→ **PROBLEM**
Count how many lines contain the string "tick", matching case exactly, and reply with the number alone.

→ **RECORDED DATA**
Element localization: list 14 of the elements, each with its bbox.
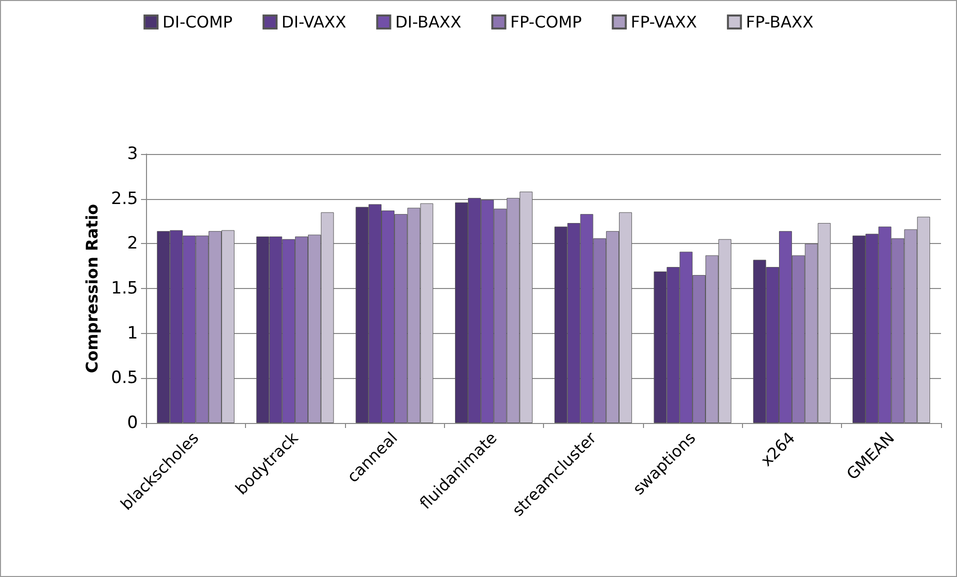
y-tick-label: 2 bbox=[127, 234, 138, 254]
y-tick-label: 2.5 bbox=[110, 188, 138, 209]
legend-label: FP-BAXX bbox=[746, 12, 814, 32]
legend-label: FP-COMP bbox=[510, 12, 582, 32]
y-tick-label: 1.5 bbox=[110, 278, 138, 298]
legend-label: FP-VAXX bbox=[630, 12, 697, 32]
y-tick-label: 1 bbox=[127, 323, 138, 344]
y-tick-label: 0.5 bbox=[110, 368, 138, 388]
y-axis-title: Compression Ratio bbox=[82, 204, 102, 374]
legend-label: DI-COMP bbox=[162, 12, 233, 32]
y-tick-label: 0 bbox=[127, 413, 138, 433]
y-tick-label: 3 bbox=[127, 144, 138, 164]
legend-label: DI-BAXX bbox=[395, 12, 462, 32]
legend-label: DI-VAXX bbox=[282, 12, 346, 32]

→ **REPLY TO THE EXERCISE**
7